• WHAT THE TASK REQUIRES:
Check each line of the material below for "eine", then copy the ones that contain it.
* * * * * * *
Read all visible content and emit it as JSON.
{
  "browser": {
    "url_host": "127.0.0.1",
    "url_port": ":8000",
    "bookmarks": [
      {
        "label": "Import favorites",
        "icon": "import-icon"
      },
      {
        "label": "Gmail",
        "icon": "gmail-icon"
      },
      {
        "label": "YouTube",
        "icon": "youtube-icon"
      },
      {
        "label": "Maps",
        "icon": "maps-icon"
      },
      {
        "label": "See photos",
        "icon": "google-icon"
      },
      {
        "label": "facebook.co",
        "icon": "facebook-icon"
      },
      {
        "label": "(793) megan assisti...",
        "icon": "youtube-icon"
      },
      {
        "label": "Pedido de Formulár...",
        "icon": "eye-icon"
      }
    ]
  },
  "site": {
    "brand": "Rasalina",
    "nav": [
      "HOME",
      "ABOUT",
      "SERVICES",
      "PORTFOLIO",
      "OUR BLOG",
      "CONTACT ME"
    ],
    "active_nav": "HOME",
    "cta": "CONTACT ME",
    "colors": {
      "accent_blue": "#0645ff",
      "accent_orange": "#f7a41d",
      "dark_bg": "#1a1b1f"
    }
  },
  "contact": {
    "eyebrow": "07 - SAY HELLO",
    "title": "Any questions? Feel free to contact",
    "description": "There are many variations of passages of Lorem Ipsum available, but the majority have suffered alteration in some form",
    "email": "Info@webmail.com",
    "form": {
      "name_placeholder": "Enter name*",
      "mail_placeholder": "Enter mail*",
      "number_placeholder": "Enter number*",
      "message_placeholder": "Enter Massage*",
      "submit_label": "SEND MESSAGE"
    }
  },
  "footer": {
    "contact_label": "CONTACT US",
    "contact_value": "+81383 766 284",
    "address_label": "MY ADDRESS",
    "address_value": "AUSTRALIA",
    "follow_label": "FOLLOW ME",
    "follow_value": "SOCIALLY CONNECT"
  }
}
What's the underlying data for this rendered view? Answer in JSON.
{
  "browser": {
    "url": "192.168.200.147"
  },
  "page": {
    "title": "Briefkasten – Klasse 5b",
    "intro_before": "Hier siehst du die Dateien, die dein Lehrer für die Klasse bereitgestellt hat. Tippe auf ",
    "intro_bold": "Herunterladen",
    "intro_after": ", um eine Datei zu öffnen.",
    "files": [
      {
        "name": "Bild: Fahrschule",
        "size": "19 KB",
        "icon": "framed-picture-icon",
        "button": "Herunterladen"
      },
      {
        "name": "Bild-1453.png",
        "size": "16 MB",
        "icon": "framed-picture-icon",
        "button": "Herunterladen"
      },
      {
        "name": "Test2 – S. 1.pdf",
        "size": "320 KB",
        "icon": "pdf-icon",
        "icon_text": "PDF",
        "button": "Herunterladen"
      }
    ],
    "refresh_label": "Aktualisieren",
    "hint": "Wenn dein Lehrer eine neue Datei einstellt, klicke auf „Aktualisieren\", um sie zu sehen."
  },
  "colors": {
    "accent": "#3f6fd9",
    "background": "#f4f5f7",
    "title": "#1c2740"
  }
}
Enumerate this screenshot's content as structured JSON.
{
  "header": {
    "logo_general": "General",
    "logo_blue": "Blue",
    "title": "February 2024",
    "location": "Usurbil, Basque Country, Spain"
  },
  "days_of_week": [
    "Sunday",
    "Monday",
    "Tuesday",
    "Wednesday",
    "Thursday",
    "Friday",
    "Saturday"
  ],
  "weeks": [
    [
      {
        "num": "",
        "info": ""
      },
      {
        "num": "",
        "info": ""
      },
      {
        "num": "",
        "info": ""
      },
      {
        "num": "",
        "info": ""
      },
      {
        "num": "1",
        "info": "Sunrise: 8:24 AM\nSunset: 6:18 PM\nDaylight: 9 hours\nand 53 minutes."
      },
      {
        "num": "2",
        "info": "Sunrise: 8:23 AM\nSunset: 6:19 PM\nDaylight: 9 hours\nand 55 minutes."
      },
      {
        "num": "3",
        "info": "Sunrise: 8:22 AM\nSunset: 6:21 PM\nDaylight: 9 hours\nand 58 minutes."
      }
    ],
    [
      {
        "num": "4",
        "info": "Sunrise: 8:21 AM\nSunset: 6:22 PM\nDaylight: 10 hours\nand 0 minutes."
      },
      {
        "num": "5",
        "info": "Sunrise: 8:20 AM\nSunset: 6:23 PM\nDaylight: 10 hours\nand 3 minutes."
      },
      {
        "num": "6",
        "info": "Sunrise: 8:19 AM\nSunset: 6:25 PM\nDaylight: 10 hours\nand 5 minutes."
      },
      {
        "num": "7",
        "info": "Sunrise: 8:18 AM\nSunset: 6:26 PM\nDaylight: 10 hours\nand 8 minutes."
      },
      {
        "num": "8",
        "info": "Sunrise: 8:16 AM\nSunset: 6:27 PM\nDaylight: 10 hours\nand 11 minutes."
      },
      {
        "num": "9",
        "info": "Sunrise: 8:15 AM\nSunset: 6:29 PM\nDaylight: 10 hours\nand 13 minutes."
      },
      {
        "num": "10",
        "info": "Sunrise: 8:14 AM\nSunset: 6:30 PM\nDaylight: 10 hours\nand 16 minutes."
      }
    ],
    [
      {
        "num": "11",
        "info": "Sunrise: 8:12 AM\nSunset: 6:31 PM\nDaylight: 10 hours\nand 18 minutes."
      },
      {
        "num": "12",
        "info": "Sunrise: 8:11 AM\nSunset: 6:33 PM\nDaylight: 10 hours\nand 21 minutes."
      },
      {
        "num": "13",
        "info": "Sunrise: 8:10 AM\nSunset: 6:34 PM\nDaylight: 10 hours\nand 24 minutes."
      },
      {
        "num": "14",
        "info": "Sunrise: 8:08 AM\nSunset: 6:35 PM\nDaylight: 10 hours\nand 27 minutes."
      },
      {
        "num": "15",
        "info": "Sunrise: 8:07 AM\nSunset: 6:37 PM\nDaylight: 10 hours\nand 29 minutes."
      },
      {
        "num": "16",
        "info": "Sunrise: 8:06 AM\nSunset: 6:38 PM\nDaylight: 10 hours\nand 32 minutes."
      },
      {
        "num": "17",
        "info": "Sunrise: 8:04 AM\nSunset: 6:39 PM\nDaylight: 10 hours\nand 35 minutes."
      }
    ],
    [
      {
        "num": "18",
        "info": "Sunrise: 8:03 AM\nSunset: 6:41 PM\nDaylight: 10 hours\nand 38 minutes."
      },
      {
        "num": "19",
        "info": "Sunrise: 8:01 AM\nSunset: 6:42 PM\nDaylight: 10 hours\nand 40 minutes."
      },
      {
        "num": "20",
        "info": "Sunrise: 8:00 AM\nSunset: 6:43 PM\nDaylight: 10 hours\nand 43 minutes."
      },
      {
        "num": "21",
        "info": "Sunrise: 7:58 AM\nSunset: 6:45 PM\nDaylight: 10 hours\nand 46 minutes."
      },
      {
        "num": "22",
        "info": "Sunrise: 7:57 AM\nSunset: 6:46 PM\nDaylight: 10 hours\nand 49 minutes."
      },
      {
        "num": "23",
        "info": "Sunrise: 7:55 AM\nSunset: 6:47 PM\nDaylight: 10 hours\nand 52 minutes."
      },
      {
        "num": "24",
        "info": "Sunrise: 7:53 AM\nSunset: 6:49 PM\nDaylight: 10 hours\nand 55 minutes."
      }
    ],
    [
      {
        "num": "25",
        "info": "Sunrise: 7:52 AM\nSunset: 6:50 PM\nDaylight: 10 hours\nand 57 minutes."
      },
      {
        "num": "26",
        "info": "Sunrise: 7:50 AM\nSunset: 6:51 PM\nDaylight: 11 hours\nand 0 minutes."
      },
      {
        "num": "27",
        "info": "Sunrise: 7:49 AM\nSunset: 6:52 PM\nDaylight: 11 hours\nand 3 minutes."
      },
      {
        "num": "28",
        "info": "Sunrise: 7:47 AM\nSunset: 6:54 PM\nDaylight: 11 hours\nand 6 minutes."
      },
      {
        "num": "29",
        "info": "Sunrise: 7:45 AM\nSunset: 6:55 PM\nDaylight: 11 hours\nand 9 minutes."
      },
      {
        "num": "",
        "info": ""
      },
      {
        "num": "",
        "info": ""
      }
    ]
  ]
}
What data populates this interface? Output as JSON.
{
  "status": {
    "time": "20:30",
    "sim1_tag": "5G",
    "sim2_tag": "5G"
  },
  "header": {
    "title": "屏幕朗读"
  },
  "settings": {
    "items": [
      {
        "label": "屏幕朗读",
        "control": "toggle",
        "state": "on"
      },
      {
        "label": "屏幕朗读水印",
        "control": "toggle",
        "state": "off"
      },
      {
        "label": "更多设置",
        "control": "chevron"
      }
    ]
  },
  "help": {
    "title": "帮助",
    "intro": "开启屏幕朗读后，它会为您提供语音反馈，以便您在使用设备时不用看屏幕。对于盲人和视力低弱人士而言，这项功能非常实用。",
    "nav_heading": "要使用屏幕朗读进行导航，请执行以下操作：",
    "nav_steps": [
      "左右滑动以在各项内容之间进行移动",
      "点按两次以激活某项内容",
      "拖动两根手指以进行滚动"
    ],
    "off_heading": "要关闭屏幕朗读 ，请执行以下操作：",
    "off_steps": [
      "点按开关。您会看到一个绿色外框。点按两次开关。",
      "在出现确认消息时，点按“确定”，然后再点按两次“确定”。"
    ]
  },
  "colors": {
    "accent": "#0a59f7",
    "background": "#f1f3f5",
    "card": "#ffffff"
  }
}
* * * * * * *
• WRITTEN RESPONSE:
    "intro_after": ", um eine Datei zu öffnen.",
    "hint": "Wenn dein Lehrer eine neue Datei einstellt, klicke auf „Aktualisieren\", um sie zu sehen."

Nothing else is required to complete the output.